- [Instructions to follow]:
Transcribe all the entries word for word, skipping the pictures.

- [Material]:
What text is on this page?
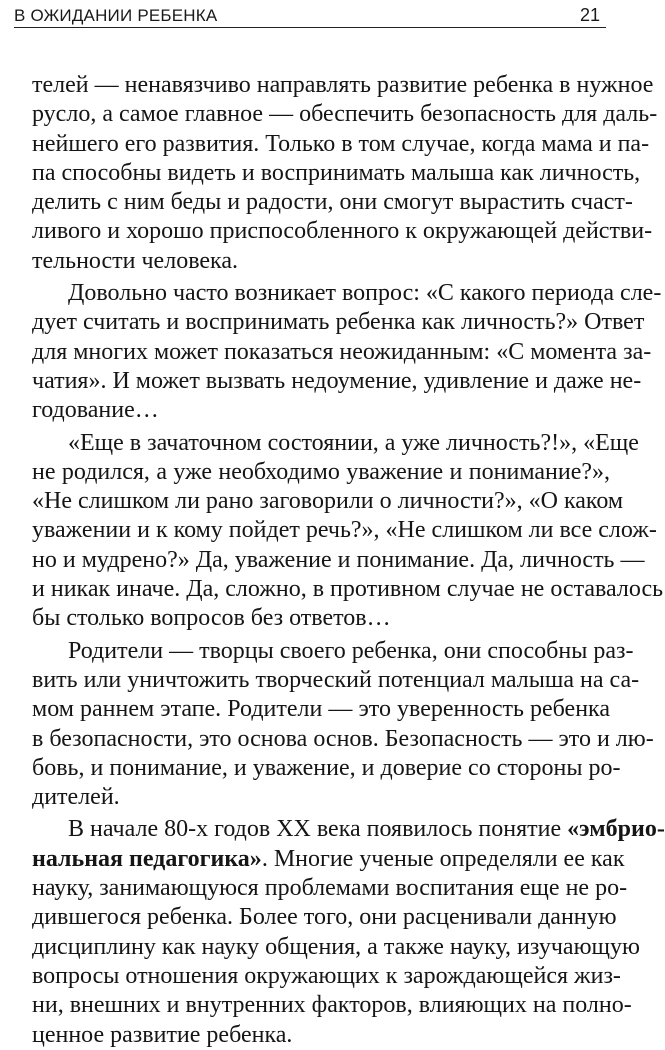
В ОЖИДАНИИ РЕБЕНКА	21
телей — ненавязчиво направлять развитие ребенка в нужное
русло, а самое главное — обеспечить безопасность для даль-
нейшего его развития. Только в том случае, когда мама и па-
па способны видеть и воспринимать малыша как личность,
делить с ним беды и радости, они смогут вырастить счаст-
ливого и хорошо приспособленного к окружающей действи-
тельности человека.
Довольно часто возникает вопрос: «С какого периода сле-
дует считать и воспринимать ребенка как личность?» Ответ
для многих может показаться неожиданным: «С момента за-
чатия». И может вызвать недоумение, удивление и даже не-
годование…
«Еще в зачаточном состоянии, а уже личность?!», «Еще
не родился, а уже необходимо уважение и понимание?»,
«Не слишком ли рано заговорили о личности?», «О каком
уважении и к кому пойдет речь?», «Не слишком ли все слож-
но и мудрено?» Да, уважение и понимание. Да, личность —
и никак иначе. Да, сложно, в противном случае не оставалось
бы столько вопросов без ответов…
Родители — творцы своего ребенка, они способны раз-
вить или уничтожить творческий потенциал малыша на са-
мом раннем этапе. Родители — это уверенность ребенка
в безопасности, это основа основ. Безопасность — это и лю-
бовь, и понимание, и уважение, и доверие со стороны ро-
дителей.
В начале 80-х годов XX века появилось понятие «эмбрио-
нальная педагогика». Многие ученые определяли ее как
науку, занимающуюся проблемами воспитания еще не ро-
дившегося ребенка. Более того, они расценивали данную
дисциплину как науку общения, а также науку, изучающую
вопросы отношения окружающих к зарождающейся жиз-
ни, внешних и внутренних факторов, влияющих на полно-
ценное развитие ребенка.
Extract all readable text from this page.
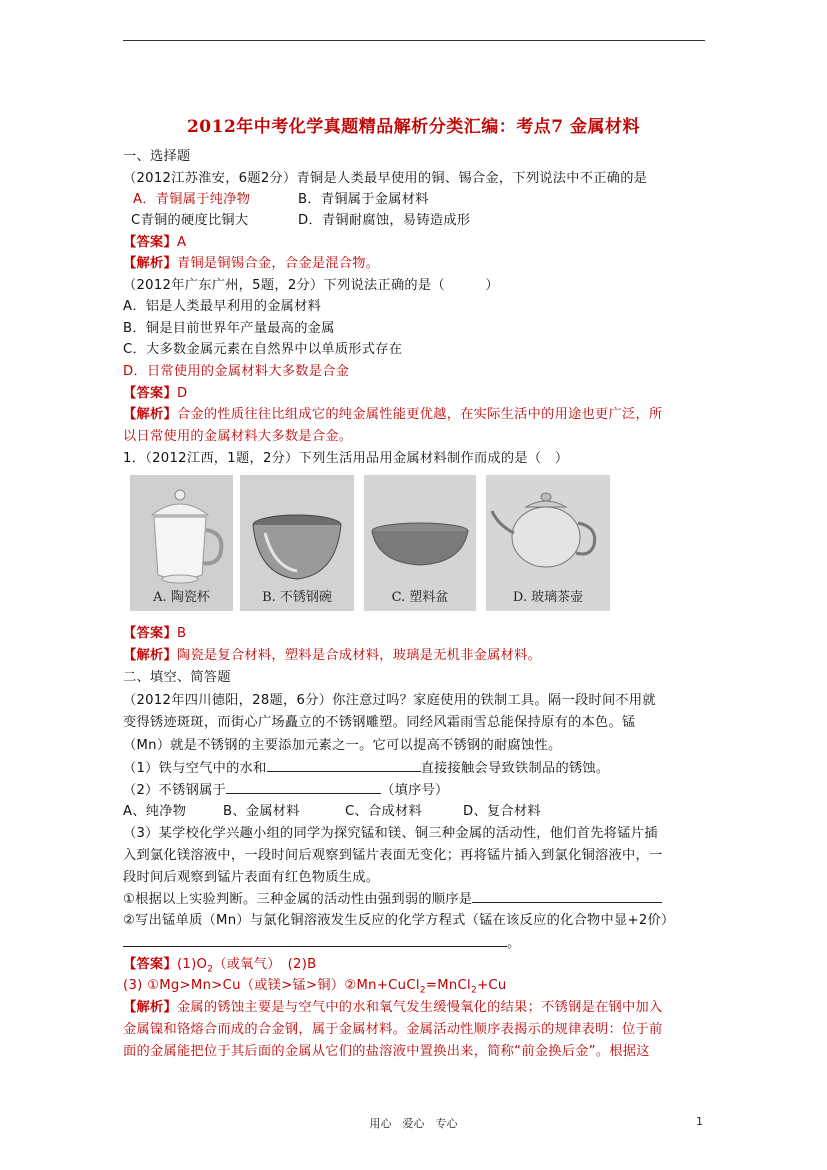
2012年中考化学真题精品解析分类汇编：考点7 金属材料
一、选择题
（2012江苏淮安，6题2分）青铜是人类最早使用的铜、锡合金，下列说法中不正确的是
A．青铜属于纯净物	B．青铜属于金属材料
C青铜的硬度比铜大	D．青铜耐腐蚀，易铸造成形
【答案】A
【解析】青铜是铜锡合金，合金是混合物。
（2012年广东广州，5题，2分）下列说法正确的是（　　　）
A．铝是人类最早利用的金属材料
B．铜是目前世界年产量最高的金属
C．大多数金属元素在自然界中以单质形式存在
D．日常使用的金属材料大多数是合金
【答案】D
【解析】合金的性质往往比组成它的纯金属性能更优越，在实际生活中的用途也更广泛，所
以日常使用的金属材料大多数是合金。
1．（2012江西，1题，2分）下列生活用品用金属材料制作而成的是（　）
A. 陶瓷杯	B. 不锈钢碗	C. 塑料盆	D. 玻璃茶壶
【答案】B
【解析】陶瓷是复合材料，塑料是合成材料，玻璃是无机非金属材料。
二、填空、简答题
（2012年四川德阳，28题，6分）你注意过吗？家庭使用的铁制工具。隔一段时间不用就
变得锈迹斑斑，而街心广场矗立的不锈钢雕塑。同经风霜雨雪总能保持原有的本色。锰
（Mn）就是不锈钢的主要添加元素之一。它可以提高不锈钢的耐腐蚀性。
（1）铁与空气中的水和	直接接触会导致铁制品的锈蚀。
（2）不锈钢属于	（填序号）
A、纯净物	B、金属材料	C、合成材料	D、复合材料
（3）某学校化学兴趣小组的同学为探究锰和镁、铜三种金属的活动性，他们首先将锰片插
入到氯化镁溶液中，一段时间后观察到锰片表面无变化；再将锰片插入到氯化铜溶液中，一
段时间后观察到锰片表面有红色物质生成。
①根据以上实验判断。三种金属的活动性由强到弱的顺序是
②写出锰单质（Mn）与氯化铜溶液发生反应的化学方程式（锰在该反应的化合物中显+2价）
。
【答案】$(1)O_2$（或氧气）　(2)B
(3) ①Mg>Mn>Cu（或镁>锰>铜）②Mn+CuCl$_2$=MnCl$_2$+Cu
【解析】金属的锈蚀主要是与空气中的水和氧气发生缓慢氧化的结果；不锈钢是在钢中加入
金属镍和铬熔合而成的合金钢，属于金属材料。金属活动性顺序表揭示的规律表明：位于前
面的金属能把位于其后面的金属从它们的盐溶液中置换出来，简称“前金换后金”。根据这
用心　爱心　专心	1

- [Complete response]:
What text is on this page?
В ОЖИДАНИИ РЕБЕНКА	21
телей — ненавязчиво направлять развитие ребенка в нужное
русло, а самое главное — обеспечить безопасность для даль-
нейшего его развития. Только в том случае, когда мама и па-
па способны видеть и воспринимать малыша как личность,
делить с ним беды и радости, они смогут вырастить счаст-
ливого и хорошо приспособленного к окружающей действи-
тельности человека.
Довольно часто возникает вопрос: «С какого периода сле-
дует считать и воспринимать ребенка как личность?» Ответ
для многих может показаться неожиданным: «С момента за-
чатия». И может вызвать недоумение, удивление и даже не-
годование…
«Еще в зачаточном состоянии, а уже личность?!», «Еще
не родился, а уже необходимо уважение и понимание?»,
«Не слишком ли рано заговорили о личности?», «О каком
уважении и к кому пойдет речь?», «Не слишком ли все слож-
но и мудрено?» Да, уважение и понимание. Да, личность —
и никак иначе. Да, сложно, в противном случае не оставалось
бы столько вопросов без ответов…
Родители — творцы своего ребенка, они способны раз-
вить или уничтожить творческий потенциал малыша на са-
мом раннем этапе. Родители — это уверенность ребенка
в безопасности, это основа основ. Безопасность — это и лю-
бовь, и понимание, и уважение, и доверие со стороны ро-
дителей.
В начале 80-х годов XX века появилось понятие «эмбрио-
нальная педагогика». Многие ученые определяли ее как
науку, занимающуюся проблемами воспитания еще не ро-
дившегося ребенка. Более того, они расценивали данную
дисциплину как науку общения, а также науку, изучающую
вопросы отношения окружающих к зарождающейся жиз-
ни, внешних и внутренних факторов, влияющих на полно-
ценное развитие ребенка.
Extract all readable text from this page.
2012年中考化学真题精品解析分类汇编：考点7 金属材料
一、选择题
（2012江苏淮安，6题2分）青铜是人类最早使用的铜、锡合金，下列说法中不正确的是
A．青铜属于纯净物	B．青铜属于金属材料
C青铜的硬度比铜大	D．青铜耐腐蚀，易铸造成形
【答案】A
【解析】青铜是铜锡合金，合金是混合物。
（2012年广东广州，5题，2分）下列说法正确的是（　　　）
A．铝是人类最早利用的金属材料
B．铜是目前世界年产量最高的金属
C．大多数金属元素在自然界中以单质形式存在
D．日常使用的金属材料大多数是合金
【答案】D
【解析】合金的性质往往比组成它的纯金属性能更优越，在实际生活中的用途也更广泛，所
以日常使用的金属材料大多数是合金。
1．（2012江西，1题，2分）下列生活用品用金属材料制作而成的是（　）
A. 陶瓷杯	B. 不锈钢碗	C. 塑料盆	D. 玻璃茶壶
【答案】B
【解析】陶瓷是复合材料，塑料是合成材料，玻璃是无机非金属材料。
二、填空、简答题
（2012年四川德阳，28题，6分）你注意过吗？家庭使用的铁制工具。隔一段时间不用就
变得锈迹斑斑，而街心广场矗立的不锈钢雕塑。同经风霜雨雪总能保持原有的本色。锰
（Mn）就是不锈钢的主要添加元素之一。它可以提高不锈钢的耐腐蚀性。
（1）铁与空气中的水和	直接接触会导致铁制品的锈蚀。
（2）不锈钢属于	（填序号）
A、纯净物	B、金属材料	C、合成材料	D、复合材料
（3）某学校化学兴趣小组的同学为探究锰和镁、铜三种金属的活动性，他们首先将锰片插
入到氯化镁溶液中，一段时间后观察到锰片表面无变化；再将锰片插入到氯化铜溶液中，一
段时间后观察到锰片表面有红色物质生成。
①根据以上实验判断。三种金属的活动性由强到弱的顺序是
②写出锰单质（Mn）与氯化铜溶液发生反应的化学方程式（锰在该反应的化合物中显+2价）
。
【答案】$(1)O_2$（或氧气）　(2)B
(3) ①Mg>Mn>Cu（或镁>锰>铜）②Mn+CuCl$_2$=MnCl$_2$+Cu
【解析】金属的锈蚀主要是与空气中的水和氧气发生缓慢氧化的结果；不锈钢是在钢中加入
金属镍和铬熔合而成的合金钢，属于金属材料。金属活动性顺序表揭示的规律表明：位于前
面的金属能把位于其后面的金属从它们的盐溶液中置换出来，简称“前金换后金”。根据这
用心　爱心　专心	1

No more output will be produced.